WHAT THIS TASK INVOLVES -
Return each entry exactly, omitting nothing.
★ ★ ★ ★ ★
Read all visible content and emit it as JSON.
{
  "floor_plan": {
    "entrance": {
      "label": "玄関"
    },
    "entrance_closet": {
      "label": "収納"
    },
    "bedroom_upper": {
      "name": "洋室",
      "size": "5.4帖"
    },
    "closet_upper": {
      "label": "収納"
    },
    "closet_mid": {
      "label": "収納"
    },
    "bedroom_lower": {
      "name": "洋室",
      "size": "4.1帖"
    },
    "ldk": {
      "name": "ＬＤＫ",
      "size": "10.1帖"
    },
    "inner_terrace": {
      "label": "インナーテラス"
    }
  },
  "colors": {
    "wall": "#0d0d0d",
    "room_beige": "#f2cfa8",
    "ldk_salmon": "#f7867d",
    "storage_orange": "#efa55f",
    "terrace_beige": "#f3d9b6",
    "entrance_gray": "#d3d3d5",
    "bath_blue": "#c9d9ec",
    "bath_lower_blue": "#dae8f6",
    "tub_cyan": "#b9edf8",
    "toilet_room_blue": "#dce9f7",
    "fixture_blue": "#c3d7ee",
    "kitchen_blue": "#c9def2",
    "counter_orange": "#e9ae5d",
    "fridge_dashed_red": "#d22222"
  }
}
★ ★ ★ ★ ★
EXPECTED ANSWER -
Read all visible content and emit it as JSON.
{
  "floor_plan": {
    "entrance": {
      "label": "玄関"
    },
    "entrance_closet": {
      "label": "収納"
    },
    "bedroom_upper": {
      "name": "洋室",
      "size": "5.4帖"
    },
    "closet_upper": {
      "label": "収納"
    },
    "closet_mid": {
      "label": "収納"
    },
    "bedroom_lower": {
      "name": "洋室",
      "size": "4.1帖"
    },
    "ldk": {
      "name": "ＬＤＫ",
      "size": "10.1帖"
    },
    "inner_terrace": {
      "label": "インナーテラス"
    }
  },
  "colors": {
    "wall": "#0d0d0d",
    "room_beige": "#f2cfa8",
    "ldk_salmon": "#f7867d",
    "storage_orange": "#efa55f",
    "terrace_beige": "#f3d9b6",
    "entrance_gray": "#d3d3d5",
    "bath_blue": "#c9d9ec",
    "bath_lower_blue": "#dae8f6",
    "tub_cyan": "#b9edf8",
    "toilet_room_blue": "#dce9f7",
    "fixture_blue": "#c3d7ee",
    "kitchen_blue": "#c9def2",
    "counter_orange": "#e9ae5d",
    "fridge_dashed_red": "#d22222"
  }
}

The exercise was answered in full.